Excerpts from a layout annotation set:
◇ ◇ ◇ ◇

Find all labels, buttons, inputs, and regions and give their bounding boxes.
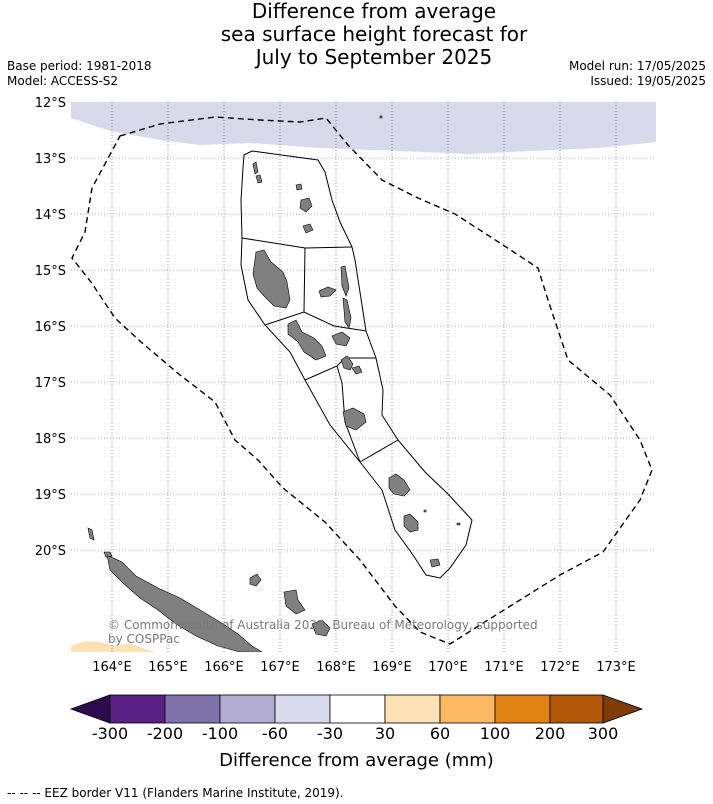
model-name: Model: ACCESS-S2 <box>7 74 119 88</box>
island-erromango <box>388 473 411 497</box>
colorbar-tick: -30 <box>316 724 344 743</box>
colorbar-segment <box>329 694 386 724</box>
island-efate <box>342 407 367 431</box>
lat-label: 17°S <box>35 376 66 391</box>
eez-border <box>71 116 653 645</box>
colorbar-segment <box>219 694 276 724</box>
lat-label: 15°S <box>35 264 66 279</box>
island-hunter <box>456 522 461 526</box>
latitude-labels: 12°S 13°S 14°S 15°S 16°S 17°S 18°S 19°S … <box>35 96 66 559</box>
lat-label: 13°S <box>35 152 66 167</box>
island-maewo <box>340 265 350 297</box>
island-torres-south <box>255 174 263 184</box>
colorbar-under-arrow <box>69 694 111 724</box>
lon-label: 166°E <box>204 660 244 675</box>
island-aneityum <box>429 558 441 568</box>
island-tanna <box>403 513 419 533</box>
lon-label: 168°E <box>316 660 356 675</box>
colorbar-tick: -200 <box>146 724 184 743</box>
island-vanua-lava <box>299 197 313 213</box>
colorbar <box>69 694 644 724</box>
anomaly-region-north <box>71 102 656 154</box>
island-epi <box>340 355 354 371</box>
island-north-rock <box>379 115 383 119</box>
island-ureparapara <box>295 183 303 191</box>
island-espiritu-santo <box>252 249 291 309</box>
map-frame <box>71 102 656 652</box>
lon-label: 172°E <box>540 660 580 675</box>
lon-label: 164°E <box>92 660 132 675</box>
colorbar-tick: 60 <box>429 724 451 743</box>
island-belep <box>87 527 95 541</box>
title-line-1: Difference from average <box>251 0 497 23</box>
region-boundaries <box>240 150 473 579</box>
base-period: Base period: 1981-2018 <box>7 59 152 73</box>
island-new-caledonia <box>106 554 263 652</box>
island-pentecost <box>342 297 352 329</box>
colorbar-tick: 300 <box>587 724 619 743</box>
colorbar-title: Difference from average (mm) <box>219 750 494 771</box>
lon-label: 167°E <box>260 660 300 675</box>
lon-label: 165°E <box>148 660 188 675</box>
lat-label: 16°S <box>35 320 66 335</box>
colorbar-tick: -300 <box>91 724 129 743</box>
model-run: Model run: 17/05/2025 <box>568 59 706 73</box>
map-content <box>71 102 656 652</box>
lat-label: 18°S <box>35 432 66 447</box>
colorbar-segment <box>274 694 331 724</box>
island-ouvea <box>249 573 262 587</box>
lat-label: 19°S <box>35 488 66 503</box>
anomaly-region-southwest <box>71 641 155 652</box>
island-nc-north <box>103 551 113 558</box>
lat-label: 20°S <box>35 544 66 559</box>
title-line-3: July to September 2025 <box>255 45 493 69</box>
island-mare <box>311 619 331 637</box>
colorbar-tick: 30 <box>374 724 396 743</box>
land-masses <box>87 115 461 652</box>
colorbar-tick: 200 <box>534 724 566 743</box>
meta-left: Base period: 1981-2018 Model: ACCESS-S2 <box>7 59 152 89</box>
island-matthew <box>423 509 427 513</box>
lon-label: 169°E <box>372 660 412 675</box>
island-shepherds <box>351 365 363 375</box>
lat-label: 12°S <box>35 96 66 111</box>
meta-right: Model run: 17/05/2025 Issued: 19/05/2025 <box>569 59 706 89</box>
lon-label: 173°E <box>596 660 636 675</box>
lon-label: 170°E <box>428 660 468 675</box>
colorbar-segment <box>164 694 221 724</box>
eez-legend: -- -- -- EEZ border V11 (Flanders Marine… <box>7 786 344 800</box>
colorbar-segment <box>384 694 441 724</box>
colorbar-tick: 100 <box>479 724 511 743</box>
island-torres <box>252 161 259 175</box>
lat-label: 14°S <box>35 208 66 223</box>
colorbar-tick: -100 <box>201 724 239 743</box>
island-ambae <box>318 286 337 298</box>
title-line-2: sea surface height forecast for <box>220 22 528 46</box>
colorbar-segment <box>494 694 551 724</box>
island-gaua <box>302 223 314 234</box>
colorbar-segment <box>439 694 496 724</box>
map-title: Difference from average sea surface heig… <box>0 0 713 69</box>
lon-label: 171°E <box>484 660 524 675</box>
island-malakula <box>287 319 327 361</box>
longitude-labels: 164°E 165°E 166°E 167°E 168°E 169°E 170°… <box>92 660 636 675</box>
island-ambrym <box>331 331 351 347</box>
copyright-notice: © Commonwealth of Australia 2025, Bureau… <box>108 618 538 632</box>
island-lifou <box>283 589 306 615</box>
colorbar-segment <box>549 694 604 724</box>
issued-date: Issued: 19/05/2025 <box>590 74 706 88</box>
copyright-notice-cont: by COSPPac <box>108 632 180 646</box>
map-gridlines <box>71 102 656 652</box>
colorbar-segment <box>109 694 166 724</box>
colorbar-tick: -60 <box>261 724 289 743</box>
colorbar-over-arrow <box>602 694 644 724</box>
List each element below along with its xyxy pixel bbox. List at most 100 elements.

◇ ◇ ◇ ◇

» **Problem description**
Recast every line of the listing above as a numbered list, skipping any blank lines. Leave the pictures out of your answer.

» **Output below**
1. Find all labels, buttons, inputs, and regions and give their bounding boxes.
2. model-name: Model: ACCESS-S2 <box>7 74 119 88</box>
3. island-erromango <box>388 473 411 497</box>
4. colorbar-tick: -30 <box>316 724 344 743</box>
5. colorbar-segment <box>329 694 386 724</box>
6. island-efate <box>342 407 367 431</box>
7. lat-label: 17°S <box>35 376 66 391</box>
8. eez-border <box>71 116 653 645</box>
9. colorbar-segment <box>219 694 276 724</box>
10. lat-label: 15°S <box>35 264 66 279</box>
11. island-hunter <box>456 522 461 526</box>
12. latitude-labels: 12°S 13°S 14°S 15°S 16°S 17°S 18°S 19°S … <box>35 96 66 559</box>
13. lat-label: 13°S <box>35 152 66 167</box>
14. island-maewo <box>340 265 350 297</box>
15. island-torres-south <box>255 174 263 184</box>
16. colorbar-under-arrow <box>69 694 111 724</box>
17. lon-label: 166°E <box>204 660 244 675</box>
18. island-aneityum <box>429 558 441 568</box>
19. island-tanna <box>403 513 419 533</box>
20. lon-label: 168°E <box>316 660 356 675</box>
21. colorbar-tick: -200 <box>146 724 184 743</box>
22. island-vanua-lava <box>299 197 313 213</box>
23. colorbar <box>69 694 644 724</box>
24. anomaly-region-north <box>71 102 656 154</box>
25. island-epi <box>340 355 354 371</box>
26. island-north-rock <box>379 115 383 119</box>
27. island-ureparapara <box>295 183 303 191</box>
28. island-espiritu-santo <box>252 249 291 309</box>
29. map-frame <box>71 102 656 652</box>
30. lon-label: 172°E <box>540 660 580 675</box>
31. lon-label: 164°E <box>92 660 132 675</box>
32. colorbar-tick: 60 <box>429 724 451 743</box>
33. island-belep <box>87 527 95 541</box>
34. title-line-1: Difference from average <box>251 0 497 23</box>
35. region-boundaries <box>240 150 473 579</box>
36. base-period: Base period: 1981-2018 <box>7 59 152 73</box>
37. island-new-caledonia <box>106 554 263 652</box>
38. island-pentecost <box>342 297 352 329</box>
39. colorbar-tick: 300 <box>587 724 619 743</box>
40. colorbar-title: Difference from average (mm) <box>219 750 494 771</box>
41. lon-label: 167°E <box>260 660 300 675</box>
42. lon-label: 165°E <box>148 660 188 675</box>
43. lat-label: 16°S <box>35 320 66 335</box>
44. colorbar-tick: -300 <box>91 724 129 743</box>
45. model-run: Model run: 17/05/2025 <box>568 59 706 73</box>
46. map-content <box>71 102 656 652</box>
47. lat-label: 18°S <box>35 432 66 447</box>
48. colorbar-segment <box>274 694 331 724</box>
49. island-ouvea <box>249 573 262 587</box>
50. lat-label: 19°S <box>35 488 66 503</box>
51. anomaly-region-southwest <box>71 641 155 652</box>
52. island-nc-north <box>103 551 113 558</box>
53. lat-label: 20°S <box>35 544 66 559</box>
54. title-line-3: July to September 2025 <box>255 45 493 69</box>
55. island-mare <box>311 619 331 637</box>
56. colorbar-tick: 30 <box>374 724 396 743</box>
57. land-masses <box>87 115 461 652</box>
58. colorbar-tick: 200 <box>534 724 566 743</box>
59. meta-left: Base period: 1981-2018 Model: ACCESS-S2 <box>7 59 152 89</box>
60. island-matthew <box>423 509 427 513</box>
61. lon-label: 169°E <box>372 660 412 675</box>
62. island-shepherds <box>351 365 363 375</box>
63. lat-label: 12°S <box>35 96 66 111</box>
64. meta-right: Model run: 17/05/2025 Issued: 19/05/2025 <box>569 59 706 89</box>
65. lon-label: 173°E <box>596 660 636 675</box>
66. lon-label: 170°E <box>428 660 468 675</box>
67. colorbar-segment <box>164 694 221 724</box>
68. eez-legend: -- -- -- EEZ border V11 (Flanders Marine… <box>7 786 344 800</box>
69. colorbar-segment <box>384 694 441 724</box>
70. colorbar-tick: 100 <box>479 724 511 743</box>
71. island-torres <box>252 161 259 175</box>
72. lat-label: 14°S <box>35 208 66 223</box>
73. colorbar-tick: -100 <box>201 724 239 743</box>
74. island-ambae <box>318 286 337 298</box>
75. title-line-2: sea surface height forecast for <box>220 22 528 46</box>
76. colorbar-segment <box>494 694 551 724</box>
77. island-gaua <box>302 223 314 234</box>
78. colorbar-segment <box>439 694 496 724</box>
79. map-title: Difference from average sea surface heig… <box>0 0 713 69</box>
80. lon-label: 171°E <box>484 660 524 675</box>
81. island-malakula <box>287 319 327 361</box>
82. longitude-labels: 164°E 165°E 166°E 167°E 168°E 169°E 170°… <box>92 660 636 675</box>
83. island-ambrym <box>331 331 351 347</box>
84. copyright-notice: © Commonwealth of Australia 2025, Bureau… <box>108 618 538 632</box>
85. island-lifou <box>283 589 306 615</box>
86. colorbar-segment <box>549 694 604 724</box>
87. issued-date: Issued: 19/05/2025 <box>590 74 706 88</box>
88. copyright-notice-cont: by COSPPac <box>108 632 180 646</box>
89. map-gridlines <box>71 102 656 652</box>
90. colorbar-segment <box>109 694 166 724</box>
91. colorbar-tick: -60 <box>261 724 289 743</box>
92. colorbar-over-arrow <box>602 694 644 724</box>
93. List each element below along with its xyxy pixel bbox. List at most 100 elements.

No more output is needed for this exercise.